## Work to be completed
How many lines of these entries hold the string "JSON"? Answer with the number alone.

* * *

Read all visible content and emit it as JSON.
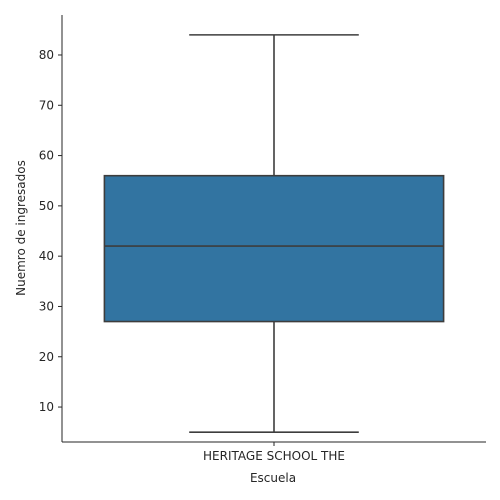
{
  "chart_data": {
    "type": "box",
    "title": "",
    "xlabel": "Escuela",
    "ylabel": "Nuemro de ingresados",
    "categories": [
      "HERITAGE SCHOOL THE"
    ],
    "boxes": [
      {
        "category": "HERITAGE SCHOOL THE",
        "min": 5,
        "q1": 27,
        "median": 42,
        "q3": 56,
        "max": 84
      }
    ],
    "ylim": [
      3.05,
      87.95
    ],
    "yticks": [
      10,
      20,
      30,
      40,
      50,
      60,
      70,
      80
    ],
    "grid": false,
    "legend": "none",
    "colors": {
      "box_fill": "#3274a1",
      "line": "#3d3d3d",
      "axis": "#262626"
    }
  }
}
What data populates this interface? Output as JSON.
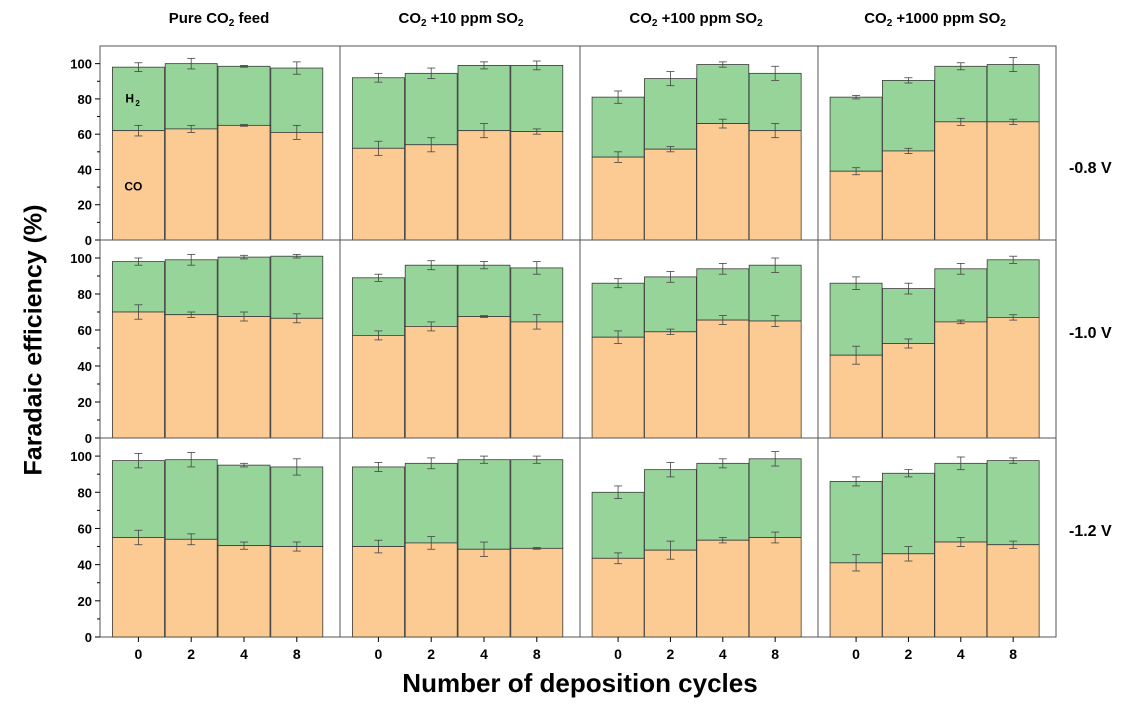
{
  "figure": {
    "ylabel": "Faradaic efficiency (%)",
    "xlabel": "Number of deposition cycles",
    "columns": [
      {
        "pre": "Pure CO",
        "sub": "2",
        "post": " feed",
        "sub2": "",
        "post2": ""
      },
      {
        "pre": "CO",
        "sub": "2",
        "post": " +10 ppm SO",
        "sub2": "2",
        "post2": ""
      },
      {
        "pre": "CO",
        "sub": "2",
        "post": " +100 ppm SO",
        "sub2": "2",
        "post2": ""
      },
      {
        "pre": "CO",
        "sub": "2",
        "post": " +1000 ppm SO",
        "sub2": "2",
        "post2": ""
      }
    ],
    "rows": [
      "-0.8 V",
      "-1.0 V",
      "-1.2 V"
    ],
    "annotations": {
      "h2": "H",
      "h2_sub": "2",
      "co": "CO"
    }
  },
  "colors": {
    "co": "#FCCB93",
    "h2": "#97D49A",
    "edge": "#3a3a3a"
  },
  "chart_data": {
    "type": "bar",
    "stacked": true,
    "categories": [
      "0",
      "2",
      "4",
      "8"
    ],
    "yticks": [
      0,
      20,
      40,
      60,
      80,
      100
    ],
    "ylim": [
      0,
      110
    ],
    "panels": [
      {
        "row": "-0.8 V",
        "col": "Pure CO2 feed",
        "co": [
          62,
          63,
          65,
          61
        ],
        "co_err": [
          3,
          2,
          0.5,
          4
        ],
        "total": [
          98,
          100,
          98.5,
          97.5
        ],
        "total_err": [
          2.5,
          3,
          0.5,
          3.5
        ]
      },
      {
        "row": "-0.8 V",
        "col": "CO2 +10 ppm SO2",
        "co": [
          52,
          54,
          62,
          61.5
        ],
        "co_err": [
          4,
          4,
          4,
          1.5
        ],
        "total": [
          92,
          94.5,
          99,
          99
        ],
        "total_err": [
          2.5,
          3,
          2,
          2.5
        ]
      },
      {
        "row": "-0.8 V",
        "col": "CO2 +100 ppm SO2",
        "co": [
          47,
          51.5,
          66,
          62
        ],
        "co_err": [
          3,
          1.5,
          2.5,
          4
        ],
        "total": [
          81,
          91.5,
          99.5,
          94.5
        ],
        "total_err": [
          3.5,
          4,
          1.5,
          4
        ]
      },
      {
        "row": "-0.8 V",
        "col": "CO2 +1000 ppm SO2",
        "co": [
          39,
          50.5,
          67,
          67
        ],
        "co_err": [
          2,
          1.5,
          2,
          1.5
        ],
        "total": [
          81,
          90.5,
          98.5,
          99.5
        ],
        "total_err": [
          1,
          1.5,
          2,
          4
        ]
      },
      {
        "row": "-1.0 V",
        "col": "Pure CO2 feed",
        "co": [
          70,
          68.5,
          67.5,
          66.5
        ],
        "co_err": [
          4,
          1.5,
          2.5,
          2.5
        ],
        "total": [
          98,
          99,
          100.5,
          101
        ],
        "total_err": [
          2,
          3,
          1,
          1
        ]
      },
      {
        "row": "-1.0 V",
        "col": "CO2 +10 ppm SO2",
        "co": [
          57,
          62,
          67.5,
          64.5
        ],
        "co_err": [
          2.5,
          2.5,
          0.5,
          4
        ],
        "total": [
          89,
          96,
          96,
          94.5
        ],
        "total_err": [
          2,
          2.5,
          2,
          3.5
        ]
      },
      {
        "row": "-1.0 V",
        "col": "CO2 +100 ppm SO2",
        "co": [
          56,
          59,
          65.5,
          65
        ],
        "co_err": [
          3.5,
          1.5,
          2.5,
          3
        ],
        "total": [
          86,
          89.5,
          94,
          96
        ],
        "total_err": [
          2.5,
          3,
          3,
          4
        ]
      },
      {
        "row": "-1.0 V",
        "col": "CO2 +1000 ppm SO2",
        "co": [
          46,
          52.5,
          64.5,
          67
        ],
        "co_err": [
          5,
          2.5,
          1,
          1.5
        ],
        "total": [
          86,
          83,
          94,
          99
        ],
        "total_err": [
          3.5,
          3,
          3,
          2
        ]
      },
      {
        "row": "-1.2 V",
        "col": "Pure CO2 feed",
        "co": [
          55,
          54,
          50.5,
          50
        ],
        "co_err": [
          4,
          3,
          2,
          2.5
        ],
        "total": [
          97.5,
          98,
          95,
          94
        ],
        "total_err": [
          4,
          4,
          1,
          4.5
        ]
      },
      {
        "row": "-1.2 V",
        "col": "CO2 +10 ppm SO2",
        "co": [
          50,
          52,
          48.5,
          49
        ],
        "co_err": [
          3.5,
          3.5,
          4,
          0.5
        ],
        "total": [
          94,
          96,
          98,
          98
        ],
        "total_err": [
          2.5,
          3,
          2,
          2
        ]
      },
      {
        "row": "-1.2 V",
        "col": "CO2 +100 ppm SO2",
        "co": [
          43.5,
          48,
          53.5,
          55
        ],
        "co_err": [
          3,
          5,
          1.5,
          3
        ],
        "total": [
          80,
          92.5,
          96,
          98.5
        ],
        "total_err": [
          3.5,
          4,
          2.5,
          4
        ]
      },
      {
        "row": "-1.2 V",
        "col": "CO2 +1000 ppm SO2",
        "co": [
          41,
          46,
          52.5,
          51
        ],
        "co_err": [
          4.5,
          4,
          2.5,
          2
        ],
        "total": [
          86,
          90.5,
          96,
          97.5
        ],
        "total_err": [
          2.5,
          2,
          3.5,
          1.5
        ]
      }
    ]
  }
}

* * *

## Expected answer
2